The records that follow are to be repeated without alteration.

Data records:

━━━━━━━━━━━━━━━━

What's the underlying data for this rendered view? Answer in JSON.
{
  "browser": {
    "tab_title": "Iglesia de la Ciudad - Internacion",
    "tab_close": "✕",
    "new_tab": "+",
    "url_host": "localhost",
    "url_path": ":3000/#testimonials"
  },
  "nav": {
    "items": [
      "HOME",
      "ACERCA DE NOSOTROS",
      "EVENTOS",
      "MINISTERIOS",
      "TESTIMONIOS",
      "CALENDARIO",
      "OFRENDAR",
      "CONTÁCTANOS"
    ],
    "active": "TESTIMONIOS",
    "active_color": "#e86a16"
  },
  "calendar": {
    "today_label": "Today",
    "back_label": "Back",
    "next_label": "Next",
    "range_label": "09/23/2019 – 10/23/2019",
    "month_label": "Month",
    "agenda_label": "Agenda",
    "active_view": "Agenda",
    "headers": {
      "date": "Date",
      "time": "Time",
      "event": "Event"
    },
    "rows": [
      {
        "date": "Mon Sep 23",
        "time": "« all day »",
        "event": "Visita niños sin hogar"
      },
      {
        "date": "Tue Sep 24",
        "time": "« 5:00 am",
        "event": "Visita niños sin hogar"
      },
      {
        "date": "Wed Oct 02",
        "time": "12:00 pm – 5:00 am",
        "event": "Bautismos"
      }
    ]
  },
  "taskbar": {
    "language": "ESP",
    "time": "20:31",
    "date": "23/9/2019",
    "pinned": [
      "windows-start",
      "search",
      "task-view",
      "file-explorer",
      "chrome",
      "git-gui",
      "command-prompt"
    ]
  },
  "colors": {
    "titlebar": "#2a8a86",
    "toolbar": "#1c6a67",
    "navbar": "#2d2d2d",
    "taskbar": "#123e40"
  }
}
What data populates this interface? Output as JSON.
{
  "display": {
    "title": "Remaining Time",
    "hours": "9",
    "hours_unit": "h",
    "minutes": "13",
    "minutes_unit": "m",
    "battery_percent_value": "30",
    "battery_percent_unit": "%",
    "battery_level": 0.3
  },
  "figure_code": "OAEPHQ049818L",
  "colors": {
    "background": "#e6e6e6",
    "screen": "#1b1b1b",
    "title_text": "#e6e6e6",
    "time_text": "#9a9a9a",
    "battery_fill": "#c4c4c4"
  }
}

━━━━━━━━━━━━━━━━

FULL ANSWER:
What's the underlying data for this rendered view? Answer in JSON.
{
  "browser": {
    "tab_title": "Iglesia de la Ciudad - Internacion",
    "tab_close": "✕",
    "new_tab": "+",
    "url_host": "localhost",
    "url_path": ":3000/#testimonials"
  },
  "nav": {
    "items": [
      "HOME",
      "ACERCA DE NOSOTROS",
      "EVENTOS",
      "MINISTERIOS",
      "TESTIMONIOS",
      "CALENDARIO",
      "OFRENDAR",
      "CONTÁCTANOS"
    ],
    "active": "TESTIMONIOS",
    "active_color": "#e86a16"
  },
  "calendar": {
    "today_label": "Today",
    "back_label": "Back",
    "next_label": "Next",
    "range_label": "09/23/2019 – 10/23/2019",
    "month_label": "Month",
    "agenda_label": "Agenda",
    "active_view": "Agenda",
    "headers": {
      "date": "Date",
      "time": "Time",
      "event": "Event"
    },
    "rows": [
      {
        "date": "Mon Sep 23",
        "time": "« all day »",
        "event": "Visita niños sin hogar"
      },
      {
        "date": "Tue Sep 24",
        "time": "« 5:00 am",
        "event": "Visita niños sin hogar"
      },
      {
        "date": "Wed Oct 02",
        "time": "12:00 pm – 5:00 am",
        "event": "Bautismos"
      }
    ]
  },
  "taskbar": {
    "language": "ESP",
    "time": "20:31",
    "date": "23/9/2019",
    "pinned": [
      "windows-start",
      "search",
      "task-view",
      "file-explorer",
      "chrome",
      "git-gui",
      "command-prompt"
    ]
  },
  "colors": {
    "titlebar": "#2a8a86",
    "toolbar": "#1c6a67",
    "navbar": "#2d2d2d",
    "taskbar": "#123e40"
  }
}
What data populates this interface? Output as JSON.
{
  "display": {
    "title": "Remaining Time",
    "hours": "9",
    "hours_unit": "h",
    "minutes": "13",
    "minutes_unit": "m",
    "battery_percent_value": "30",
    "battery_percent_unit": "%",
    "battery_level": 0.3
  },
  "figure_code": "OAEPHQ049818L",
  "colors": {
    "background": "#e6e6e6",
    "screen": "#1b1b1b",
    "title_text": "#e6e6e6",
    "time_text": "#9a9a9a",
    "battery_fill": "#c4c4c4"
  }
}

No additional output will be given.